Given instruction.
Copy exactly the stretch of lines from the one holding "Parse this screenshot: output" through the last line of the data below, inclusive. Leave out pictures.

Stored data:
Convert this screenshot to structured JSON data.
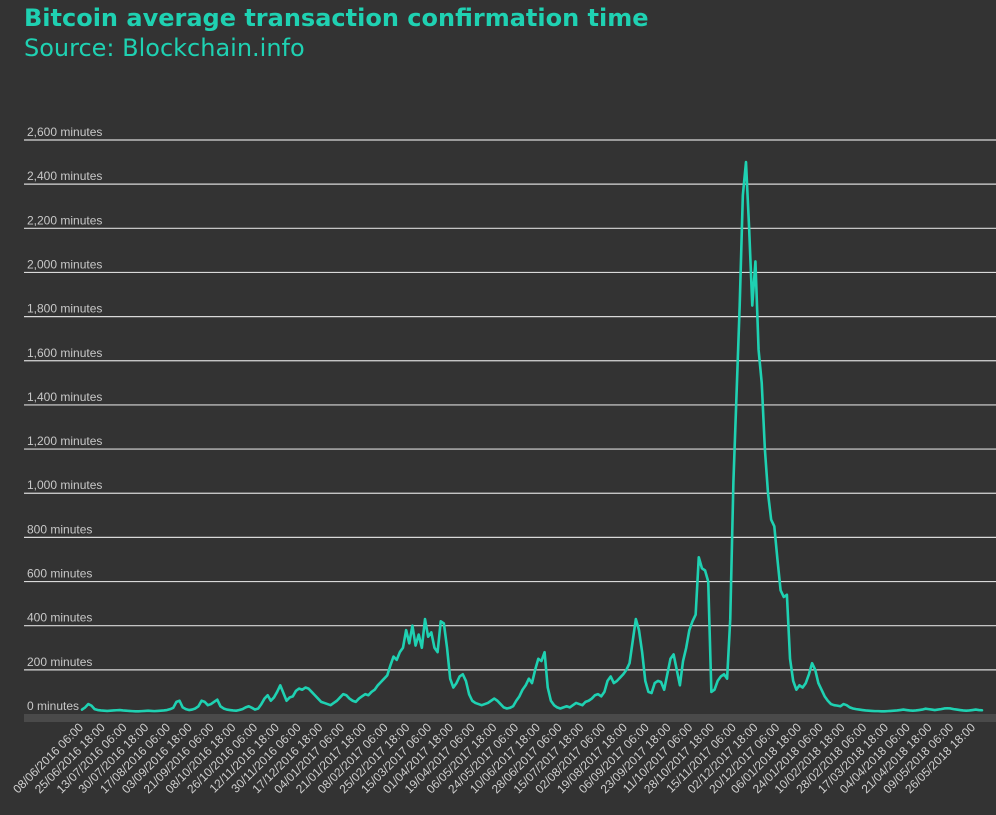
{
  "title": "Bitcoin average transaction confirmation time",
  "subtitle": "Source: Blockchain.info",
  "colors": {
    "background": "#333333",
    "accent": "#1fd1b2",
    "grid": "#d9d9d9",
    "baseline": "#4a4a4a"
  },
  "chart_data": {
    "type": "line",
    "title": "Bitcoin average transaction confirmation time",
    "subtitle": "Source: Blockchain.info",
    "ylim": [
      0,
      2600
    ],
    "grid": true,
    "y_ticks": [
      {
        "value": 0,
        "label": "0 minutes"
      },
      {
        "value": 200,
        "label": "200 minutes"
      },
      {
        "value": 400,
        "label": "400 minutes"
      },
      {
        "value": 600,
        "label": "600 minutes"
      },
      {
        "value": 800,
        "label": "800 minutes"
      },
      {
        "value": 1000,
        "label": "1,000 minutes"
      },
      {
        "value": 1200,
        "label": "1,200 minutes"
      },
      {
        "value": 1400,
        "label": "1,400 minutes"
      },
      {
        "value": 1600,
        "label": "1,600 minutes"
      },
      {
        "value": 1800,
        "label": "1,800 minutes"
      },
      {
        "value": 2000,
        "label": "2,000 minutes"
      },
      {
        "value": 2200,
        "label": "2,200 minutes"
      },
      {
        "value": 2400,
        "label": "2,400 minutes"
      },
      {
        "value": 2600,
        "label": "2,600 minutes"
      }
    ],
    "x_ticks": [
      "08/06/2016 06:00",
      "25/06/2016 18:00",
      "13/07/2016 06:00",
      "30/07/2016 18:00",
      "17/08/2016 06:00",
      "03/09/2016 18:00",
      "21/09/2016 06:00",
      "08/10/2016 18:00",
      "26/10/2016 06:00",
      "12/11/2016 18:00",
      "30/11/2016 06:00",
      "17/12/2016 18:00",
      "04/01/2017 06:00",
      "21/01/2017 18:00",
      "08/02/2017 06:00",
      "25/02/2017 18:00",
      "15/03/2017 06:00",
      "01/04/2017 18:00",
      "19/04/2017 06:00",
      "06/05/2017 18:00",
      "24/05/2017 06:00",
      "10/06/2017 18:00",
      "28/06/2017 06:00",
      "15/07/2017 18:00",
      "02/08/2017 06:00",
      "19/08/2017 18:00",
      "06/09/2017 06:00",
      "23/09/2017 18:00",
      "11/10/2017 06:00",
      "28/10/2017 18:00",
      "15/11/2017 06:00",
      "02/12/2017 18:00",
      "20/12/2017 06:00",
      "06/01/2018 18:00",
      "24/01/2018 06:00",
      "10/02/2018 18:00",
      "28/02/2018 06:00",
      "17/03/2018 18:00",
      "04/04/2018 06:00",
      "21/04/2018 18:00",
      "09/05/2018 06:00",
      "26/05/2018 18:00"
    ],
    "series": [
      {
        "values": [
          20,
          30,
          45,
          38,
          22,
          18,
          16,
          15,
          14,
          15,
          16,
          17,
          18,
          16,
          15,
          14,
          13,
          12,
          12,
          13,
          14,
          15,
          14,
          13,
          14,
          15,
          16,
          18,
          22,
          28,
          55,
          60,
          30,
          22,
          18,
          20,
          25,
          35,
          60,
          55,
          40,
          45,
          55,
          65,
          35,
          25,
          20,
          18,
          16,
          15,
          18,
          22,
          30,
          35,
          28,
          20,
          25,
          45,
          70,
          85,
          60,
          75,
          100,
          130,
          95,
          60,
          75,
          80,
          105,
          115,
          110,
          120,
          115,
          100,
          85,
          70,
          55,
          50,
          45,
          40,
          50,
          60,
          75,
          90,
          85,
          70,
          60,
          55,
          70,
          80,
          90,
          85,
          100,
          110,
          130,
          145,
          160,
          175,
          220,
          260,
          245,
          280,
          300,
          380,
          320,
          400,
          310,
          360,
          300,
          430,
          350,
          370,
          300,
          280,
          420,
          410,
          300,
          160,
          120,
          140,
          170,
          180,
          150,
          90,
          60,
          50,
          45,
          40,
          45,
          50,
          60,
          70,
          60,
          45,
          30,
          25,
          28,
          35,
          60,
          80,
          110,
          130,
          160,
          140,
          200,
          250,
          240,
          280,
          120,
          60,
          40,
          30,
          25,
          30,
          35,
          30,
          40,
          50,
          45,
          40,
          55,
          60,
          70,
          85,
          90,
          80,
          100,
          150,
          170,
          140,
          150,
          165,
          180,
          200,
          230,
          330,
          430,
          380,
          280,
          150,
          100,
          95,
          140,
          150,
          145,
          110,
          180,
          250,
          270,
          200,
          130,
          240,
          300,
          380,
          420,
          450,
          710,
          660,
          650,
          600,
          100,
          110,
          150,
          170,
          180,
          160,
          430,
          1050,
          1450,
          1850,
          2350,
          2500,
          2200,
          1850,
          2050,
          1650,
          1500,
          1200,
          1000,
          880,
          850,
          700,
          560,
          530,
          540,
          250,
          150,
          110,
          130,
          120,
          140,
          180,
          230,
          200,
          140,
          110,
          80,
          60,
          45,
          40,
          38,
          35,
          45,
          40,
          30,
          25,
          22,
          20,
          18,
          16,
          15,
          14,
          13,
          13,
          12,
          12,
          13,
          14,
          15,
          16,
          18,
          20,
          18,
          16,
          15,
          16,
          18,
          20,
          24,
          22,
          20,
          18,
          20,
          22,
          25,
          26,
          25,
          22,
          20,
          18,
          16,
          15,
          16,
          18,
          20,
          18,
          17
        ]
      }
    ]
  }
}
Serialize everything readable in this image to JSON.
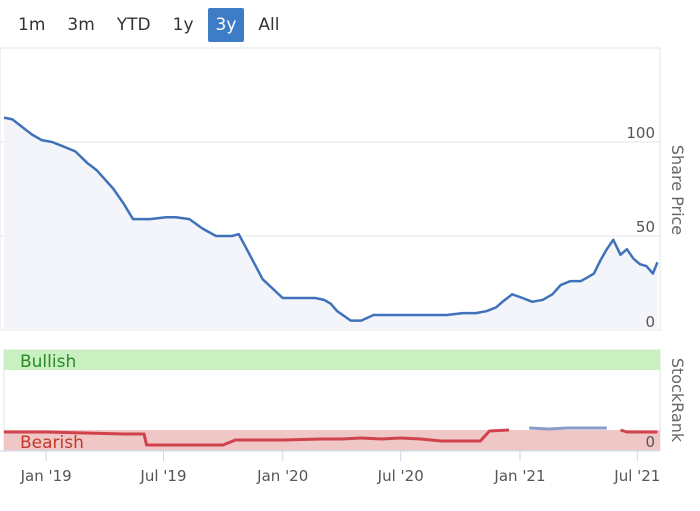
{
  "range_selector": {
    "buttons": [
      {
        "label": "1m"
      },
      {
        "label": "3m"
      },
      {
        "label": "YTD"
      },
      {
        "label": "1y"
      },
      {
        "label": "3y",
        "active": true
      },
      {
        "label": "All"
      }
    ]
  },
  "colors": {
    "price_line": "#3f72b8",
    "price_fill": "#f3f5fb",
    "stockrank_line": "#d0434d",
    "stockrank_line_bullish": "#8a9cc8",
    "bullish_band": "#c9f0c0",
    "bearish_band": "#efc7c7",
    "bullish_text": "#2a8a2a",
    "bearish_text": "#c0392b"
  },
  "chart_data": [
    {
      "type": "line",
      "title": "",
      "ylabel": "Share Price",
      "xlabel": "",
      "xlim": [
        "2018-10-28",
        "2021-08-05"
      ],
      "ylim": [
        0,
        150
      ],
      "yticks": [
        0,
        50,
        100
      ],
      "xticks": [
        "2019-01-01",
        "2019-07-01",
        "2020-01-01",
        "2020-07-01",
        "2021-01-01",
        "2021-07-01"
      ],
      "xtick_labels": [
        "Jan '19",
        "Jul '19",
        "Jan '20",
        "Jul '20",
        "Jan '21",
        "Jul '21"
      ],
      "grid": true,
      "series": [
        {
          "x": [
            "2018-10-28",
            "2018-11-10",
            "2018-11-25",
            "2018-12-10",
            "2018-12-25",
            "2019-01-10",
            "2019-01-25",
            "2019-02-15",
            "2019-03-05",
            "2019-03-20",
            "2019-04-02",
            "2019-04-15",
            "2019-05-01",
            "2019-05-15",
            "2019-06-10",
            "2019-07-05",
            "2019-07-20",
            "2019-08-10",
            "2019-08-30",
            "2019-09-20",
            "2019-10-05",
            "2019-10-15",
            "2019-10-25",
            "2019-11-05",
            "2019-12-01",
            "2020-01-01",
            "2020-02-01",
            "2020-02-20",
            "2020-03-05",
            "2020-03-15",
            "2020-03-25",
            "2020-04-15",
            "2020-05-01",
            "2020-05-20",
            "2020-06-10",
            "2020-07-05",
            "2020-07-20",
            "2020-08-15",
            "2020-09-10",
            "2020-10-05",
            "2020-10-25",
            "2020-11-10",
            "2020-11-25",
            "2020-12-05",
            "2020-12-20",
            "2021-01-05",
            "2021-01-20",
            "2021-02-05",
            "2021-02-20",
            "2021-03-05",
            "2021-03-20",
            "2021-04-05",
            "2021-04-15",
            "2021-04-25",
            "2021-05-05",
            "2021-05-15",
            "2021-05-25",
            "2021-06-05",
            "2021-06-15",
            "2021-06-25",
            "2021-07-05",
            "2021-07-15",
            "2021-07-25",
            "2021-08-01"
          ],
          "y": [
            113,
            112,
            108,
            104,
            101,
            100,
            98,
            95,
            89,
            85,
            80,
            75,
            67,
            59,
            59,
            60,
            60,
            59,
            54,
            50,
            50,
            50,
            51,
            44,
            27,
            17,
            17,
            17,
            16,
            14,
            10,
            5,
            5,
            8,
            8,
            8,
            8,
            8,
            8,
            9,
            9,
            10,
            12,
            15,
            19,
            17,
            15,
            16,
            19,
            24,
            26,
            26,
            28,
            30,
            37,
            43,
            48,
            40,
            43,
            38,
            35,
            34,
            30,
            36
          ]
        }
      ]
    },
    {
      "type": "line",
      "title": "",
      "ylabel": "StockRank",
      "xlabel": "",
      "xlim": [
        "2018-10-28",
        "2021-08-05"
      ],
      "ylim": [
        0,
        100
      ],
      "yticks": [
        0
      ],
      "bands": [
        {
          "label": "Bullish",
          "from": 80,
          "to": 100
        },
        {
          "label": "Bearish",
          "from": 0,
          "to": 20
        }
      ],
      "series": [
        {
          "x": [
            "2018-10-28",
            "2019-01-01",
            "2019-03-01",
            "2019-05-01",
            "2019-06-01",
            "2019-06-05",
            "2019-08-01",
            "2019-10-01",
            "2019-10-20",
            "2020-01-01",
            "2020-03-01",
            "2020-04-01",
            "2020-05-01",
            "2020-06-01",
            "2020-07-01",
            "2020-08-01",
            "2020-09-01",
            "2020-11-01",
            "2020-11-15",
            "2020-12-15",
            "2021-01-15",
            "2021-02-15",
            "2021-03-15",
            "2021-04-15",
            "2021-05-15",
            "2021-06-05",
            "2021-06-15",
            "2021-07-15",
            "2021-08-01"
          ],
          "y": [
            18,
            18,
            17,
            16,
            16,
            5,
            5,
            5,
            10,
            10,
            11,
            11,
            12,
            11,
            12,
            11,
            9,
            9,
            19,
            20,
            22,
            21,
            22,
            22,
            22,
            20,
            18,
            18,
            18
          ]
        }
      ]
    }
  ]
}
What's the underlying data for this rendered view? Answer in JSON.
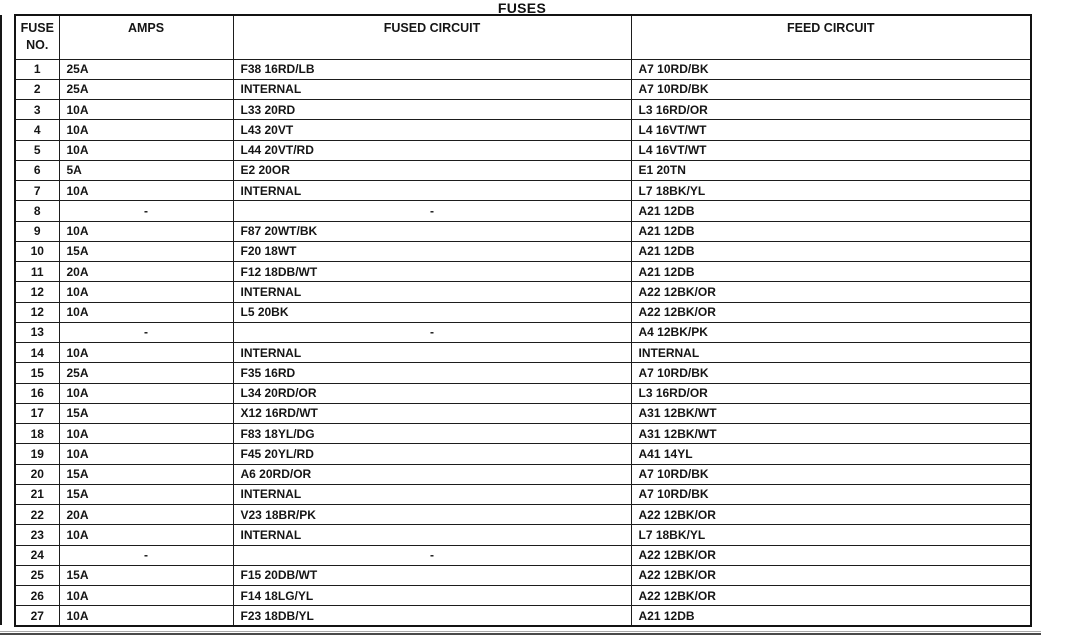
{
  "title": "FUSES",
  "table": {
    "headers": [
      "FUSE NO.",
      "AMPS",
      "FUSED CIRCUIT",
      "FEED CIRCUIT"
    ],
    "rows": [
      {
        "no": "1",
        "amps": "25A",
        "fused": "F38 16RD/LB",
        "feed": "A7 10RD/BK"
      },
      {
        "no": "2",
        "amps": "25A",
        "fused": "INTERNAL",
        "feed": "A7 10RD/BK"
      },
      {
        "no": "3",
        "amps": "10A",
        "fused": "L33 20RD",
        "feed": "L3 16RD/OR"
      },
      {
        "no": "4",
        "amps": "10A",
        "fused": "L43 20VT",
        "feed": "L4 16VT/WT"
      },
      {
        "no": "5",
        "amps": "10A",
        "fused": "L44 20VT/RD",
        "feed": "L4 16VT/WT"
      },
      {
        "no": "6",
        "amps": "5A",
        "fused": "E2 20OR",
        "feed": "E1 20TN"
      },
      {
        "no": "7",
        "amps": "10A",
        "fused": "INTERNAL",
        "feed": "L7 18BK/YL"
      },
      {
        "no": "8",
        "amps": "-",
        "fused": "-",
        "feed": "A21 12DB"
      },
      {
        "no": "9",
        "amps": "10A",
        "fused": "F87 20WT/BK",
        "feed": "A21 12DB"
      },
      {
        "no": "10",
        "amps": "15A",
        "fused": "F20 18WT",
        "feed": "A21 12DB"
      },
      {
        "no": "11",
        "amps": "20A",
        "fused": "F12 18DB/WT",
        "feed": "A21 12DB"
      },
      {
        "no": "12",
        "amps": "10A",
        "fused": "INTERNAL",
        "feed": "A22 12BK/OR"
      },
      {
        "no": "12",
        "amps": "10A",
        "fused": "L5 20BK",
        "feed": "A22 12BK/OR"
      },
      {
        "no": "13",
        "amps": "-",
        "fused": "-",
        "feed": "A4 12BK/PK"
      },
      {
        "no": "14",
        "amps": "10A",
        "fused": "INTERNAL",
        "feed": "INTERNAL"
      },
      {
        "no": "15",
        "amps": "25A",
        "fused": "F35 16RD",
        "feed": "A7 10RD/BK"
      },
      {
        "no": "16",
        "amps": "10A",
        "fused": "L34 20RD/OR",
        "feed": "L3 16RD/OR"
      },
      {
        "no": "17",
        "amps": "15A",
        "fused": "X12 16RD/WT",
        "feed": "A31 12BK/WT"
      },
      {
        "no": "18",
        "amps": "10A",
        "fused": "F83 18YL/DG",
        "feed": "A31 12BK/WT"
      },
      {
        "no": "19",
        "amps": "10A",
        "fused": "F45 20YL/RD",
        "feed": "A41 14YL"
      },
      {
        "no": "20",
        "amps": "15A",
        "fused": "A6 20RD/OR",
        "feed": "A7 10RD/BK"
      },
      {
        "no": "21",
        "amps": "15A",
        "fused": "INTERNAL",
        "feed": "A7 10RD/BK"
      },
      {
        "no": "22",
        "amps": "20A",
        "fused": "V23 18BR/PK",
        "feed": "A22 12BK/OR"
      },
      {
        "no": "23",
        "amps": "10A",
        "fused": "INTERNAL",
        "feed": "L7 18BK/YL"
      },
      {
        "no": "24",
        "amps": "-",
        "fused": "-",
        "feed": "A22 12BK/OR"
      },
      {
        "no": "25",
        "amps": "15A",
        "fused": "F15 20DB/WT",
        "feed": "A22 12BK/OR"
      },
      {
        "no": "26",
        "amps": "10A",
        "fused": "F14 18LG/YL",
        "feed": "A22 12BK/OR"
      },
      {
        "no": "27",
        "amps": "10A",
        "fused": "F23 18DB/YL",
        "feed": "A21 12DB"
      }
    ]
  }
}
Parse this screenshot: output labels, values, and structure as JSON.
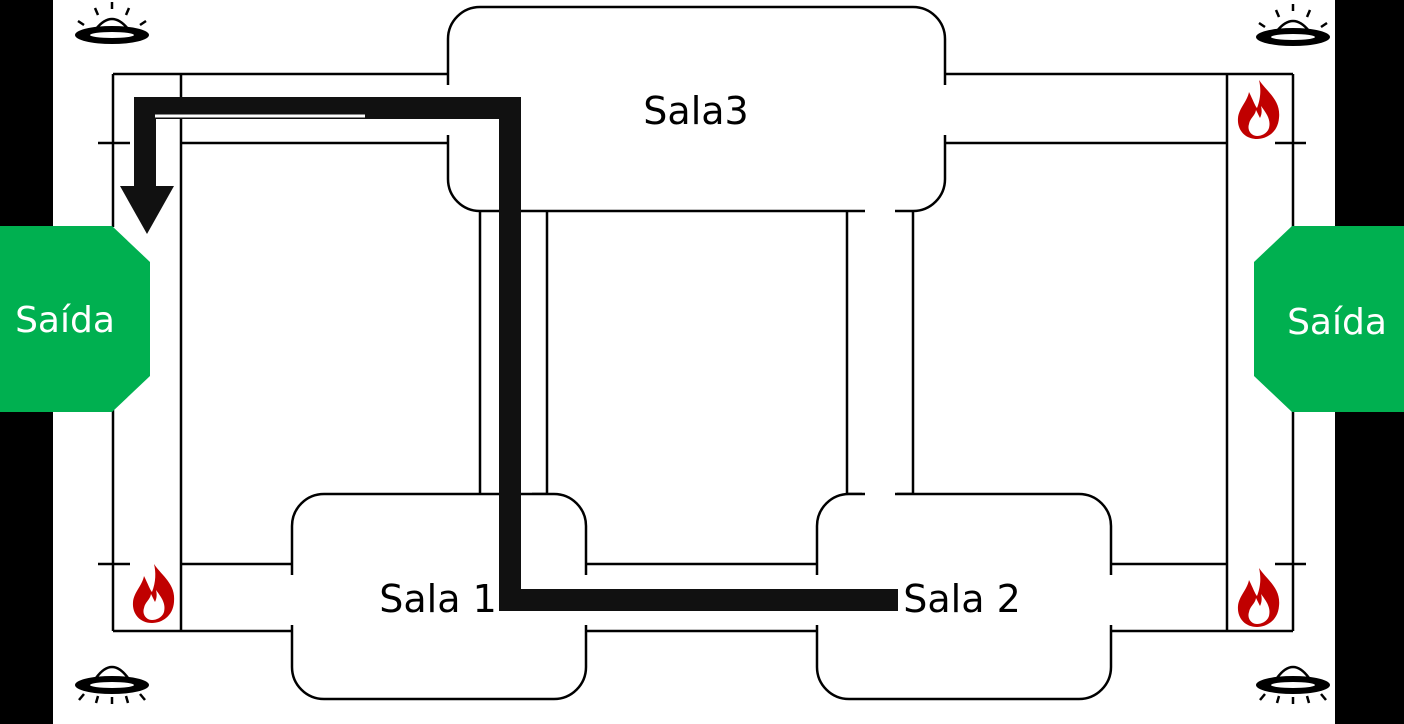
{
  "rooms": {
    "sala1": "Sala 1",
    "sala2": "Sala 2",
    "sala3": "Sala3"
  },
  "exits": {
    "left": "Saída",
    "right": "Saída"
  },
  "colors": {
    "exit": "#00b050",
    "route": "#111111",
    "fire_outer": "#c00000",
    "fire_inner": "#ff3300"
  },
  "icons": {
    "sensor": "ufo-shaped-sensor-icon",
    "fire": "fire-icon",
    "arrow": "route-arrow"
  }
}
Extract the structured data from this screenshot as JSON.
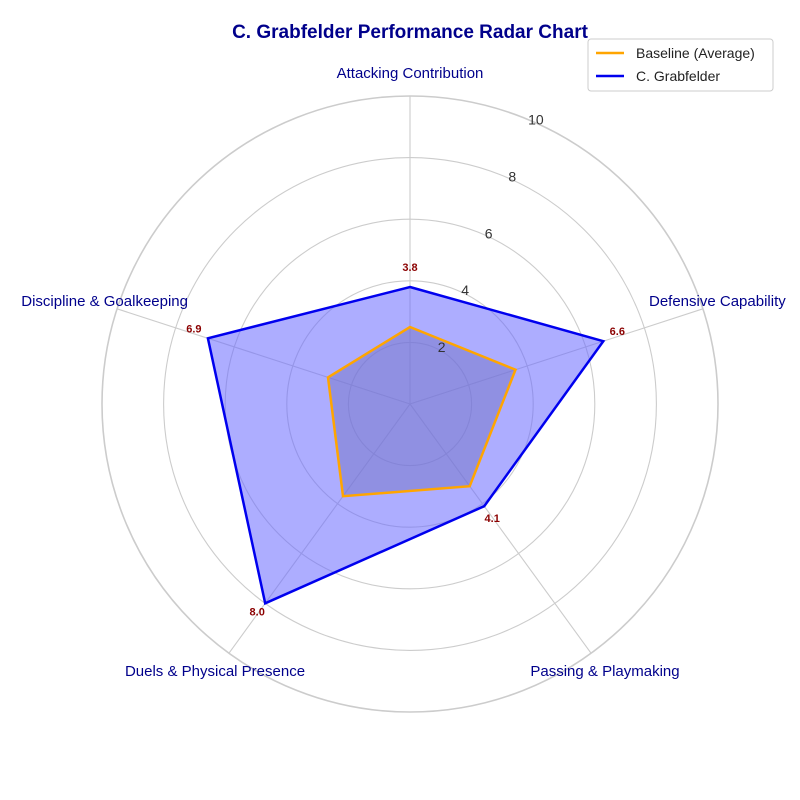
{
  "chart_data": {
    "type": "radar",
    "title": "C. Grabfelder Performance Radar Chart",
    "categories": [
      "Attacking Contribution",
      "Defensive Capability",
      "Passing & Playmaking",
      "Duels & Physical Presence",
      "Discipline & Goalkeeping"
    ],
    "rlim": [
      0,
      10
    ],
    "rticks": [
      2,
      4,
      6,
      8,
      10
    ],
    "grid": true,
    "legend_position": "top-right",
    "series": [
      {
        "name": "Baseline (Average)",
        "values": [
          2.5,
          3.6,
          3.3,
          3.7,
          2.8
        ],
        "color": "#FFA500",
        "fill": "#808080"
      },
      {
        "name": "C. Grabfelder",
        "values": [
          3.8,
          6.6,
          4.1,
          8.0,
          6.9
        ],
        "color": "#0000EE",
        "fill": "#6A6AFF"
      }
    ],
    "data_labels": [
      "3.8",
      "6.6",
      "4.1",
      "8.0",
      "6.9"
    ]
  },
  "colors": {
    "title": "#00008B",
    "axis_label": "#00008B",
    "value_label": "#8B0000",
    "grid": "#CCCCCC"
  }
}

Result of this task.
Parse this screenshot: output labels, values, and structure as JSON.
{
  "rooms": {
    "sala1": "Sala 1",
    "sala2": "Sala 2",
    "sala3": "Sala3"
  },
  "exits": {
    "left": "Saída",
    "right": "Saída"
  },
  "colors": {
    "exit": "#00b050",
    "route": "#111111",
    "fire_outer": "#c00000",
    "fire_inner": "#ff3300"
  },
  "icons": {
    "sensor": "ufo-shaped-sensor-icon",
    "fire": "fire-icon",
    "arrow": "route-arrow"
  }
}
Extract the structured data from this screenshot as JSON.
{
  "chart_data": {
    "type": "radar",
    "title": "C. Grabfelder Performance Radar Chart",
    "categories": [
      "Attacking Contribution",
      "Defensive Capability",
      "Passing & Playmaking",
      "Duels & Physical Presence",
      "Discipline & Goalkeeping"
    ],
    "rlim": [
      0,
      10
    ],
    "rticks": [
      2,
      4,
      6,
      8,
      10
    ],
    "grid": true,
    "legend_position": "top-right",
    "series": [
      {
        "name": "Baseline (Average)",
        "values": [
          2.5,
          3.6,
          3.3,
          3.7,
          2.8
        ],
        "color": "#FFA500",
        "fill": "#808080"
      },
      {
        "name": "C. Grabfelder",
        "values": [
          3.8,
          6.6,
          4.1,
          8.0,
          6.9
        ],
        "color": "#0000EE",
        "fill": "#6A6AFF"
      }
    ],
    "data_labels": [
      "3.8",
      "6.6",
      "4.1",
      "8.0",
      "6.9"
    ]
  },
  "colors": {
    "title": "#00008B",
    "axis_label": "#00008B",
    "value_label": "#8B0000",
    "grid": "#CCCCCC"
  }
}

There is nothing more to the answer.